• What this task involves: Quote the listing below in its entirety, omitting every image.

(Saved data entries)
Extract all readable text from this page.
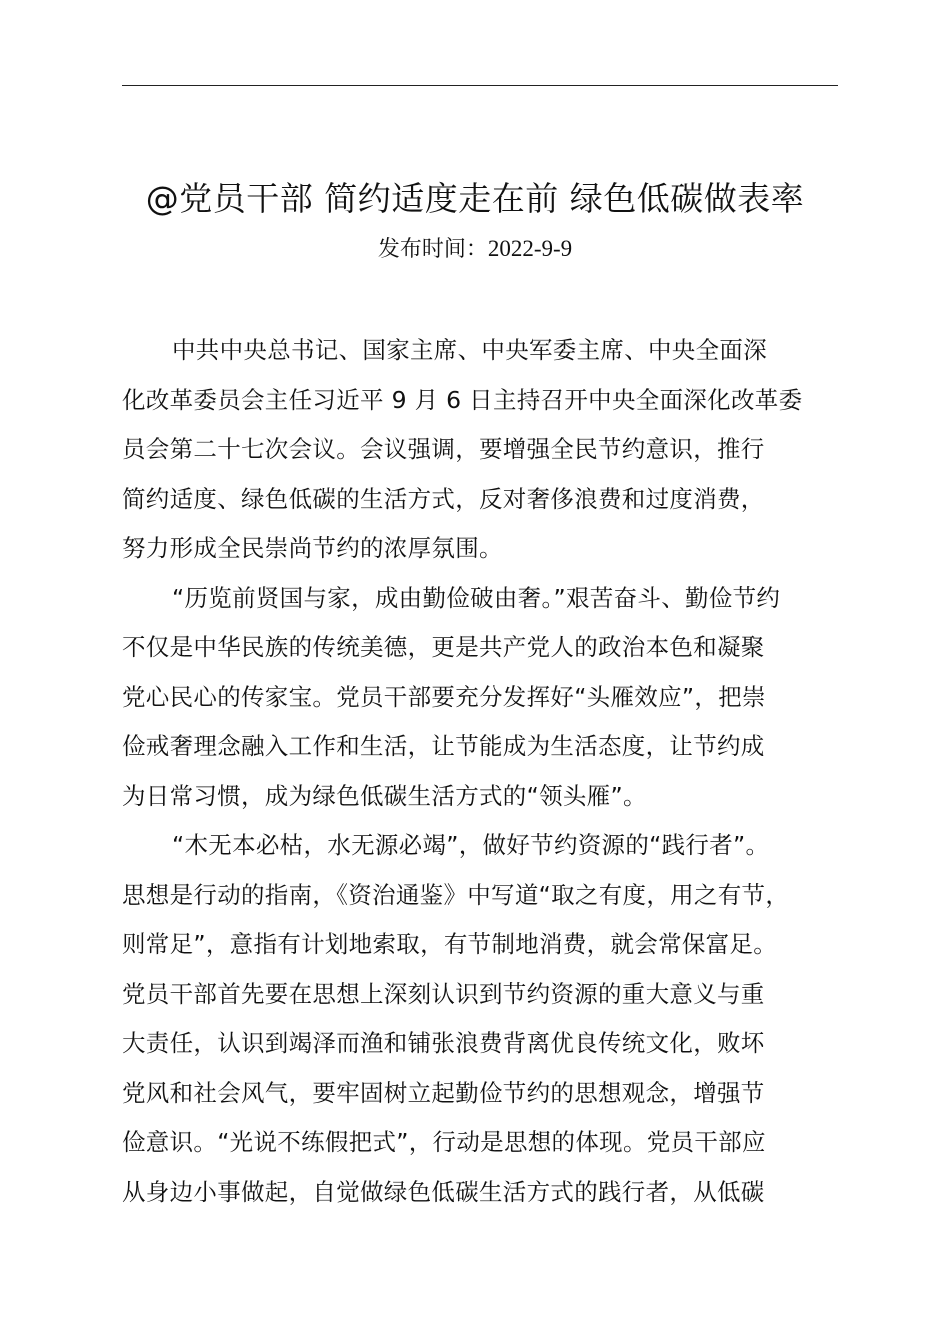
@党员干部 简约适度走在前 绿色低碳做表率
发布时间：2022-9-9
中共中央总书记、国家主席、中央军委主席、中央全面深
化改革委员会主任习近平 9 月 6 日主持召开中央全面深化改革委
员会第二十七次会议。会议强调，要增强全民节约意识，推行
简约适度、绿色低碳的生活方式，反对奢侈浪费和过度消费，
努力形成全民崇尚节约的浓厚氛围。
“历览前贤国与家，成由勤俭破由奢。”艰苦奋斗、勤俭节约
不仅是中华民族的传统美德，更是共产党人的政治本色和凝聚
党心民心的传家宝。党员干部要充分发挥好“头雁效应”，把崇
俭戒奢理念融入工作和生活，让节能成为生活态度，让节约成
为日常习惯，成为绿色低碳生活方式的“领头雁”。
“木无本必枯，水无源必竭”，做好节约资源的“践行者”。
思想是行动的指南，《资治通鉴》中写道“取之有度，用之有节，
则常足”，意指有计划地索取，有节制地消费，就会常保富足。
党员干部首先要在思想上深刻认识到节约资源的重大意义与重
大责任，认识到竭泽而渔和铺张浪费背离优良传统文化，败坏
党风和社会风气，要牢固树立起勤俭节约的思想观念，增强节
俭意识。“光说不练假把式”，行动是思想的体现。党员干部应
从身边小事做起，自觉做绿色低碳生活方式的践行者，从低碳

• Solution below:
Extract all readable text from this page.
@党员干部 简约适度走在前 绿色低碳做表率
发布时间：2022-9-9
中共中央总书记、国家主席、中央军委主席、中央全面深
化改革委员会主任习近平 9 月 6 日主持召开中央全面深化改革委
员会第二十七次会议。会议强调，要增强全民节约意识，推行
简约适度、绿色低碳的生活方式，反对奢侈浪费和过度消费，
努力形成全民崇尚节约的浓厚氛围。
“历览前贤国与家，成由勤俭破由奢。”艰苦奋斗、勤俭节约
不仅是中华民族的传统美德，更是共产党人的政治本色和凝聚
党心民心的传家宝。党员干部要充分发挥好“头雁效应”，把崇
俭戒奢理念融入工作和生活，让节能成为生活态度，让节约成
为日常习惯，成为绿色低碳生活方式的“领头雁”。
“木无本必枯，水无源必竭”，做好节约资源的“践行者”。
思想是行动的指南，《资治通鉴》中写道“取之有度，用之有节，
则常足”，意指有计划地索取，有节制地消费，就会常保富足。
党员干部首先要在思想上深刻认识到节约资源的重大意义与重
大责任，认识到竭泽而渔和铺张浪费背离优良传统文化，败坏
党风和社会风气，要牢固树立起勤俭节约的思想观念，增强节
俭意识。“光说不练假把式”，行动是思想的体现。党员干部应
从身边小事做起，自觉做绿色低碳生活方式的践行者，从低碳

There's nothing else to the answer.